◆ Objective
Identify each line below containing the string "моей" and copy it.

Data excerpts:

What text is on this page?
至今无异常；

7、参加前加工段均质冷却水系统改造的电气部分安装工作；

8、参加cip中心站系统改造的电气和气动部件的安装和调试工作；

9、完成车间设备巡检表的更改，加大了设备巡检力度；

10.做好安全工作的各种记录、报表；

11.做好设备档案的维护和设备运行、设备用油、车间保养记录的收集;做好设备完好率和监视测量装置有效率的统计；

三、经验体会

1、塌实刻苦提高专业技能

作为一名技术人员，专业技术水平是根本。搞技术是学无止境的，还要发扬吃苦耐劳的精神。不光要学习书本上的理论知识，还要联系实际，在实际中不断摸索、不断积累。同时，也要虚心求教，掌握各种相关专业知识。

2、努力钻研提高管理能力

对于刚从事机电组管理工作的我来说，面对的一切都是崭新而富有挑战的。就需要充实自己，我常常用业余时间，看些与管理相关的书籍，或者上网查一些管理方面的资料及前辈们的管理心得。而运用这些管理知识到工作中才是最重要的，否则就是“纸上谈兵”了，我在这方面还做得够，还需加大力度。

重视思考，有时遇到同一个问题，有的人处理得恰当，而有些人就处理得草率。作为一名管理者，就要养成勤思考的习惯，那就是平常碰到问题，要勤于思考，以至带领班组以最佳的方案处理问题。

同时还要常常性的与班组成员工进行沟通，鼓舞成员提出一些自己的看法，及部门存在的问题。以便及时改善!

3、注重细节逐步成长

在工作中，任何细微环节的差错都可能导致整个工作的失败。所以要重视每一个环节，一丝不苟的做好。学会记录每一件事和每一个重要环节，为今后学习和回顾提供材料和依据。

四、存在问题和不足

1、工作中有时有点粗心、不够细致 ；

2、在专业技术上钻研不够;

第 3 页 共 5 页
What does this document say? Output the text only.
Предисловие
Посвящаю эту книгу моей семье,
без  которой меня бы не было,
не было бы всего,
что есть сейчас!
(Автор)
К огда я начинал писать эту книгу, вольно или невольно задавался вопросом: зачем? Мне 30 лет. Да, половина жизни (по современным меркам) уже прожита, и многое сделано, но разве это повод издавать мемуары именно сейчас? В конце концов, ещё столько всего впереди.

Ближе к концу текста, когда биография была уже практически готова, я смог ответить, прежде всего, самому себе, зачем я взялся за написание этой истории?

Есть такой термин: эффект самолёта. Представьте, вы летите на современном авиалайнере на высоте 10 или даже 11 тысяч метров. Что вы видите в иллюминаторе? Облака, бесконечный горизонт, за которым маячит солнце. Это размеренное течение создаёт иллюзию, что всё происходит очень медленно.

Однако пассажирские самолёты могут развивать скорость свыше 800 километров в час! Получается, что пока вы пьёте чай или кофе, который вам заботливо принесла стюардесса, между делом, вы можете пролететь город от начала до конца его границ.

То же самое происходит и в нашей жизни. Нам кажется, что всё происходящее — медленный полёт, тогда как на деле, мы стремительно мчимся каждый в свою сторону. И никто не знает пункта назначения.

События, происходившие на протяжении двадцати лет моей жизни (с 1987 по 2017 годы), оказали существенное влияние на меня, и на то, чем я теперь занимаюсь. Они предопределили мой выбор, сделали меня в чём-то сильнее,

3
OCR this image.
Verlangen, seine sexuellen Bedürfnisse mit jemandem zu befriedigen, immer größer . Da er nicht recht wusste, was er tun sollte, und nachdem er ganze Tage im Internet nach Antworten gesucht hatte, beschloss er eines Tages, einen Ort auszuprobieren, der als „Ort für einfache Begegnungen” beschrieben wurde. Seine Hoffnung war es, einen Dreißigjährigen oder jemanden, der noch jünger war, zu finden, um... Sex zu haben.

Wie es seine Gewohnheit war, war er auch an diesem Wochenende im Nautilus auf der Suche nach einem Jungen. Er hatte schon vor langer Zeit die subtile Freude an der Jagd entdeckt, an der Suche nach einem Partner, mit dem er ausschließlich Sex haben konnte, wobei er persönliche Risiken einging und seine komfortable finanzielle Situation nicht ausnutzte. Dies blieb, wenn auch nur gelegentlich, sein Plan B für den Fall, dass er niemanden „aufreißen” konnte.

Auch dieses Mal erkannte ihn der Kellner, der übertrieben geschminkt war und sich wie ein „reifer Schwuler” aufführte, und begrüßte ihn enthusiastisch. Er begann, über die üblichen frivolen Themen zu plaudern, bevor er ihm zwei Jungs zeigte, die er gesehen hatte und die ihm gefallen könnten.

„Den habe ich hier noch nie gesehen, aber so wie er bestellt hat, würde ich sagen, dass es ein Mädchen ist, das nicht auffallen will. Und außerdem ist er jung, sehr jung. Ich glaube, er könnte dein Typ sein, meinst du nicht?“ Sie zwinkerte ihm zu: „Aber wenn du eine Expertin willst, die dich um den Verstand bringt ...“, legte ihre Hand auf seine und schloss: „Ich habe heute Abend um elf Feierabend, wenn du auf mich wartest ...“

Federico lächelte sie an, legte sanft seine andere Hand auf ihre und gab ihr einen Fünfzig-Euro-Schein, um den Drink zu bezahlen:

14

◆ Complete output
Посвящаю эту книгу моей семье,
События, происходившие на протяжении двадцати лет моей жизни (с 1987 по 2017 годы), оказали существенное влияние на меня, и на то, чем я теперь занимаюсь. Они предопределили мой выбор, сделали меня в чём-то сильнее,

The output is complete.